Extracted records:

## start

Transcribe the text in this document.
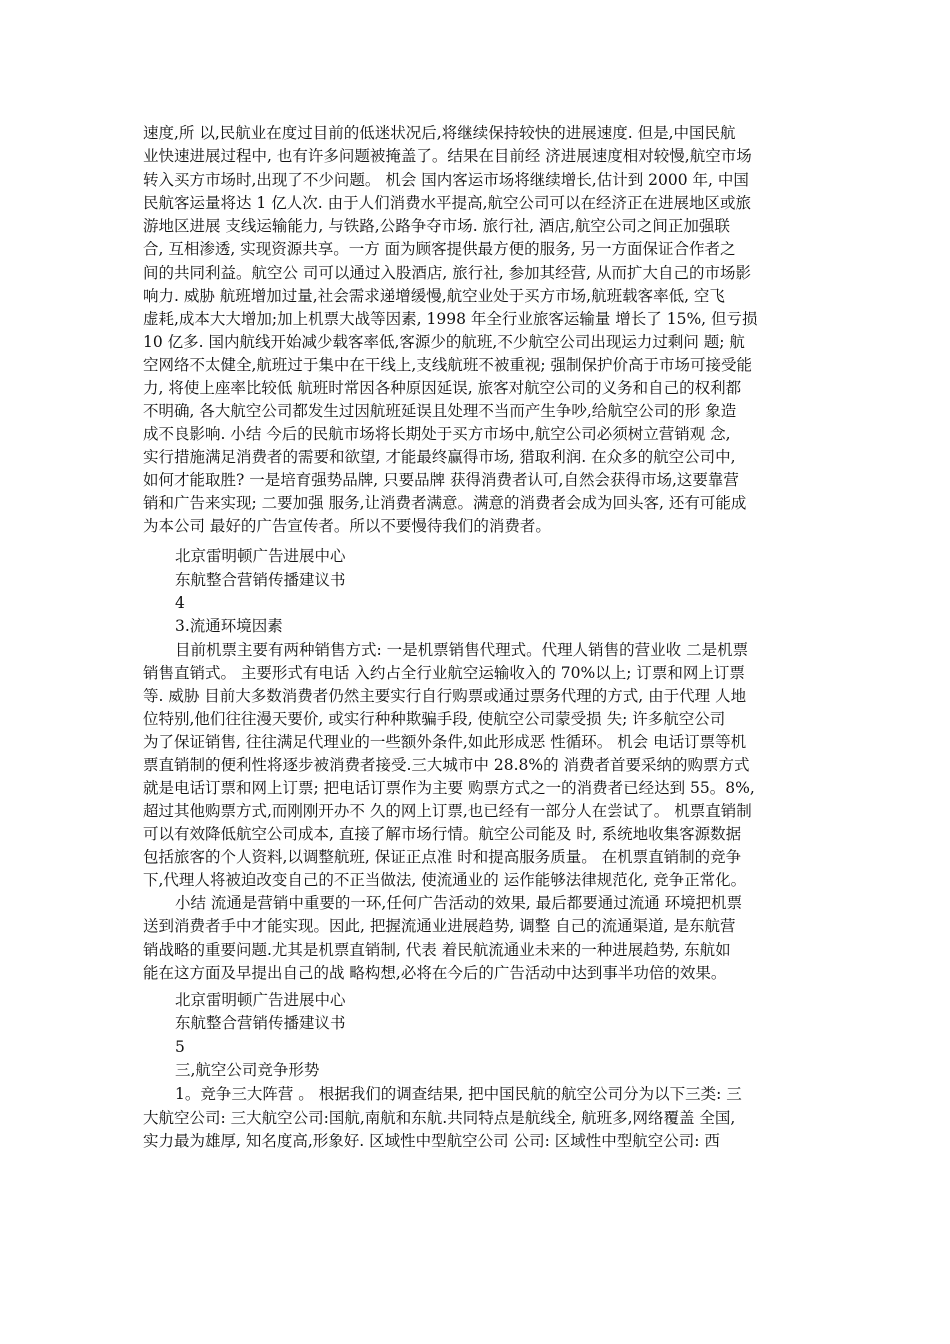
速度,所 以,民航业在度过目前的低迷状况后,将继续保持较快的进展速度. 但是,中国民航
业快速进展过程中, 也有许多问题被掩盖了。结果在目前经 济进展速度相对较慢,航空市场
转入买方市场时,出现了不少问题。 机会 国内客运市场将继续增长,估计到 2000 年, 中国
民航客运量将达 1 亿人次. 由于人们消费水平提高,航空公司可以在经济正在进展地区或旅
游地区进展 支线运输能力, 与铁路,公路争夺市场. 旅行社, 酒店,航空公司之间正加强联
合, 互相渗透, 实现资源共享。一方 面为顾客提供最方便的服务, 另一方面保证合作者之
间的共同利益。航空公 司可以通过入股酒店, 旅行社, 参加其经营, 从而扩大自己的市场影
响力. 威胁 航班增加过量,社会需求递增缓慢,航空业处于买方市场,航班载客率低, 空飞
虚耗,成本大大增加;加上机票大战等因素, 1998 年全行业旅客运输量 增长了 15%, 但亏损
10 亿多. 国内航线开始减少载客率低,客源少的航班,不少航空公司出现运力过剩问 题; 航
空网络不太健全,航班过于集中在干线上,支线航班不被重视; 强制保护价高于市场可接受能
力, 将使上座率比较低 航班时常因各种原因延误, 旅客对航空公司的义务和自己的权利都
不明确, 各大航空公司都发生过因航班延误且处理不当而产生争吵,给航空公司的形 象造
成不良影响. 小结 今后的民航市场将长期处于买方市场中,航空公司必须树立营销观 念,
实行措施满足消费者的需要和欲望, 才能最终赢得市场, 猎取利润. 在众多的航空公司中,
如何才能取胜? 一是培育强势品牌, 只要品牌 获得消费者认可,自然会获得市场,这要靠营
销和广告来实现; 二要加强 服务,让消费者满意。满意的消费者会成为回头客, 还有可能成
为本公司 最好的广告宣传者。所以不要慢待我们的消费者。
北京雷明顿广告进展中心
东航整合营销传播建议书
4
3.流通环境因素
目前机票主要有两种销售方式: 一是机票销售代理式。代理人销售的营业收 二是机票
销售直销式。 主要形式有电话 入约占全行业航空运输收入的 70%以上; 订票和网上订票
等. 威胁 目前大多数消费者仍然主要实行自行购票或通过票务代理的方式, 由于代理 人地
位特别,他们往往漫天要价, 或实行种种欺骗手段, 使航空公司蒙受损 失; 许多航空公司
为了保证销售, 往往满足代理业的一些额外条件,如此形成恶 性循环。 机会 电话订票等机
票直销制的便利性将逐步被消费者接受.三大城市中 28.8%的 消费者首要采纳的购票方式
就是电话订票和网上订票; 把电话订票作为主要 购票方式之一的消费者已经达到 55。8%,
超过其他购票方式,而刚刚开办不 久的网上订票,也已经有一部分人在尝试了。 机票直销制
可以有效降低航空公司成本, 直接了解市场行情。航空公司能及 时, 系统地收集客源数据
包括旅客的个人资料,以调整航班, 保证正点准 时和提高服务质量。 在机票直销制的竞争
下,代理人将被迫改变自己的不正当做法, 使流通业的 运作能够法律规范化, 竞争正常化。
小结 流通是营销中重要的一环,任何广告活动的效果, 最后都要通过流通 环境把机票
送到消费者手中才能实现。因此, 把握流通业进展趋势, 调整 自己的流通渠道, 是东航营
销战略的重要问题.尤其是机票直销制, 代表 着民航流通业未来的一种进展趋势, 东航如
能在这方面及早提出自己的战 略构想,必将在今后的广告活动中达到事半功倍的效果。
北京雷明顿广告进展中心
东航整合营销传播建议书
5
三,航空公司竞争形势
1。竞争三大阵营 。 根据我们的调查结果, 把中国民航的航空公司分为以下三类: 三
大航空公司: 三大航空公司:国航,南航和东航.共同特点是航线全, 航班多,网络覆盖 全国,
实力最为雄厚, 知名度高,形象好. 区域性中型航空公司 公司: 区域性中型航空公司: 西
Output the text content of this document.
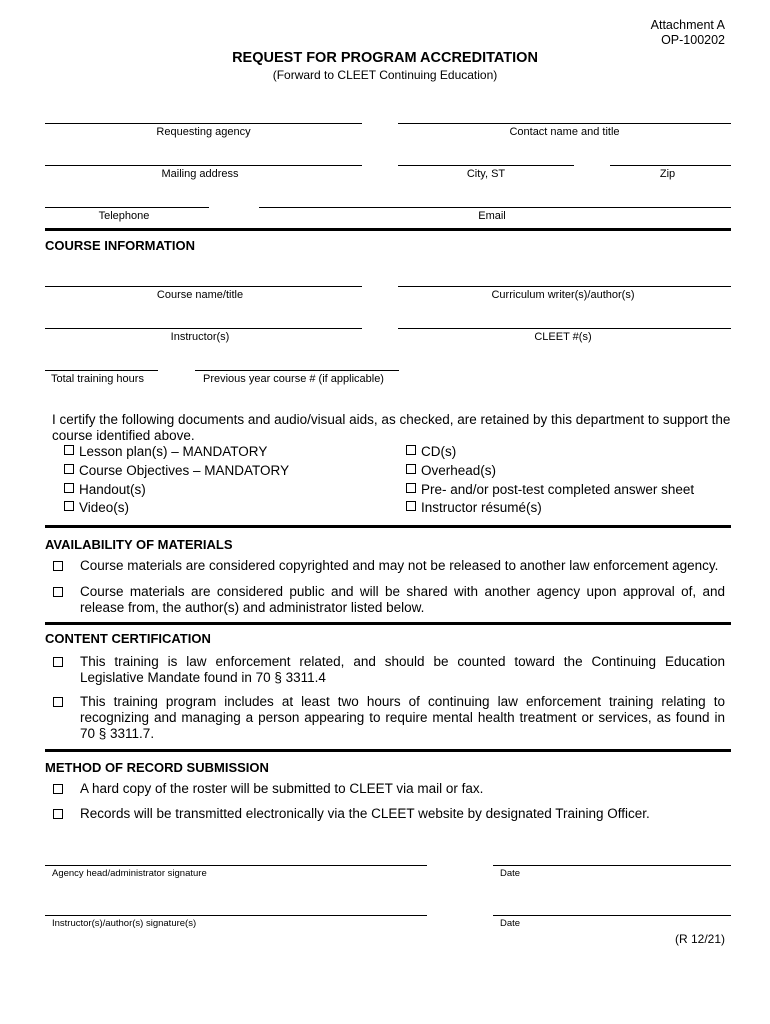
Attachment A
OP-100202
REQUEST FOR PROGRAM ACCREDITATION
(Forward to CLEET Continuing Education)
Requesting agency	Contact name and title
Mailing address	City, ST	Zip
Telephone	Email
COURSE INFORMATION
Course name/title	Curriculum writer(s)/author(s)
Instructor(s)	CLEET #(s)
Total training hours	Previous year course # (if applicable)
I certify the following documents and audio/visual aids, as checked, are retained by this department to support the course identified above.
Lesson plan(s) – MANDATORY
Course Objectives – MANDATORY
Handout(s)
Video(s)
CD(s)
Overhead(s)
Pre- and/or post-test completed answer sheet
Instructor résumé(s)
AVAILABILITY OF MATERIALS
Course materials are considered copyrighted and may not be released to another law enforcement agency.
Course materials are considered public and will be shared with another agency upon approval of, and release from, the author(s) and administrator listed below.
CONTENT CERTIFICATION
This training is law enforcement related, and should be counted toward the Continuing Education Legislative Mandate found in 70 § 3311.4
This training program includes at least two hours of continuing law enforcement training relating to recognizing and managing a person appearing to require mental health treatment or services, as found in 70 § 3311.7.
METHOD OF RECORD SUBMISSION
A hard copy of the roster will be submitted to CLEET via mail or fax.
Records will be transmitted electronically via the CLEET website by designated Training Officer.
Agency head/administrator signature	Date
Instructor(s)/author(s) signature(s)	Date
(R 12/21)
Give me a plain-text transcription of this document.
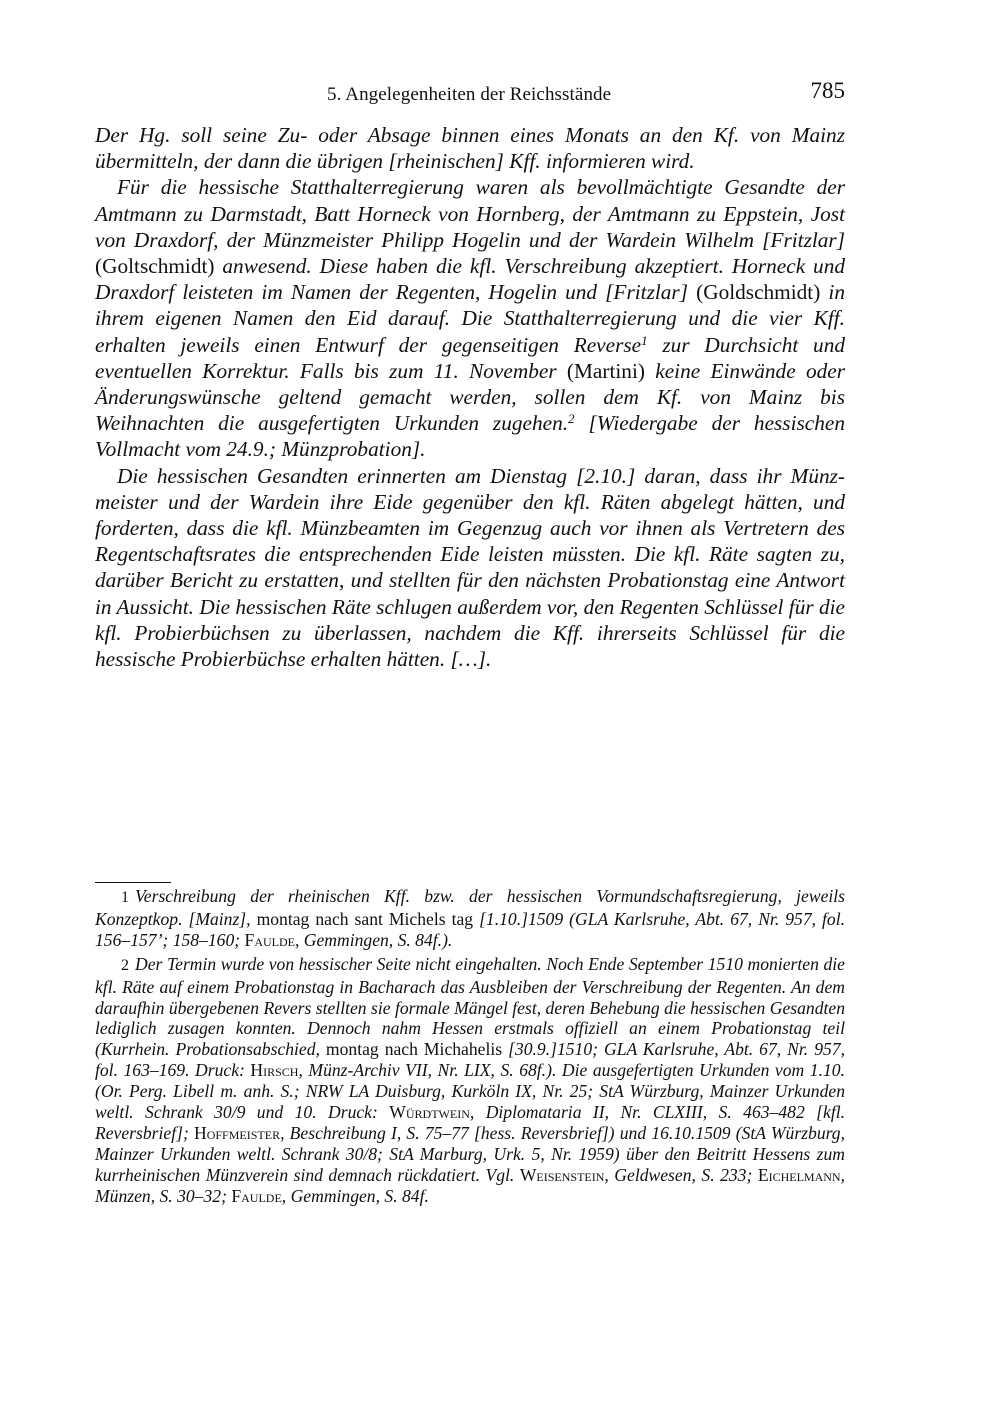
5. Angelegenheiten der Reichsstände	785

Der Hg. soll seine Zu- oder Absage binnen eines Monats an den Kf. von Mainz übermitteln, der dann die übrigen [rheinischen] Kff. informieren wird.

Für die hessische Statthalterregierung waren als bevollmächtigte Gesandte der Amtmann zu Darmstadt, Batt Horneck von Hornberg, der Amtmann zu Eppstein, Jost von Draxdorf, der Münzmeister Philipp Hogelin und der Wardein Wilhelm [Fritzlar] (Goltschmidt) anwesend. Diese haben die kfl. Verschreibung akzeptiert. Horneck und Draxdorf leisteten im Namen der Regenten, Hogelin und [Fritzlar] (Goldschmidt) in ihrem eigenen Namen den Eid darauf. Die Statthalterregierung und die vier Kff. erhalten jeweils einen Entwurf der gegenseitigen Reverse$^1$ zur Durchsicht und eventuellen Korrektur. Falls bis zum 11. November (Martini) keine Einwände oder Änderungswünsche geltend gemacht werden, sollen dem Kf. von Mainz bis Weihnachten die ausgefertigten Urkunden zugehen.$^2$ [Wiedergabe der hessischen Vollmacht vom 24.9.; Münzprobation].

Die hessischen Gesandten erinnerten am Dienstag [2.10.] daran, dass ihr Münzmeister und der Wardein ihre Eide gegenüber den kfl. Räten abgelegt hätten, und forderten, dass die kfl. Münzbeamten im Gegenzug auch vor ihnen als Vertretern des Regentschaftsrates die entsprechenden Eide leisten müssten. Die kfl. Räte sagten zu, darüber Bericht zu erstatten, und stellten für den nächsten Probationstag eine Antwort in Aussicht. Die hessischen Räte schlugen außerdem vor, den Regenten Schlüssel für die kfl. Probierbüchsen zu überlassen, nachdem die Kff. ihrerseits Schlüssel für die hessische Probierbüchse erhalten hätten. […].

1 Verschreibung der rheinischen Kff. bzw. der hessischen Vormundschaftsregierung, jeweils Konzeptkop. [Mainz], montag nach sant Michels tag [1.10.]1509 (GLA Karlsruhe, Abt. 67, Nr. 957, fol. 156–157’; 158–160; Faulde, Gemmingen, S. 84f.).

2 Der Termin wurde von hessischer Seite nicht eingehalten. Noch Ende September 1510 monierten die kfl. Räte auf einem Probationstag in Bacharach das Ausbleiben der Verschreibung der Regenten. An dem daraufhin übergebenen Revers stellten sie formale Mängel fest, deren Behebung die hessischen Gesandten lediglich zusagen konnten. Dennoch nahm Hessen erstmals offiziell an einem Probationstag teil (Kurrhein. Probationsabschied, montag nach Michahelis [30.9.]1510; GLA Karlsruhe, Abt. 67, Nr. 957, fol. 163–169. Druck: Hirsch, Münz-Archiv VII, Nr. LIX, S. 68f.). Die ausgefertigten Urkunden vom 1.10. (Or. Perg. Libell m. anh. S.; NRW LA Duisburg, Kurköln IX, Nr. 25; StA Würzburg, Mainzer Urkunden weltl. Schrank 30/9 und 10. Druck: Würdtwein, Diplomataria II, Nr. CLXIII, S. 463–482 [kfl. Reversbrief]; Hoffmeister, Beschreibung I, S. 75–77 [hess. Reversbrief]) und 16.10.1509 (StA Würzburg, Mainzer Urkunden weltl. Schrank 30/8; StA Marburg, Urk. 5, Nr. 1959) über den Beitritt Hessens zum kurrheinischen Münzverein sind demnach rückdatiert. Vgl. Weisenstein, Geldwesen, S. 233; Eichelmann, Münzen, S. 30–32; Faulde, Gemmingen, S. 84f.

## end

[TASK DETAILS] What is the number of lines above that contain "another"? Answer with that number only.

[TASK ANSWER] 2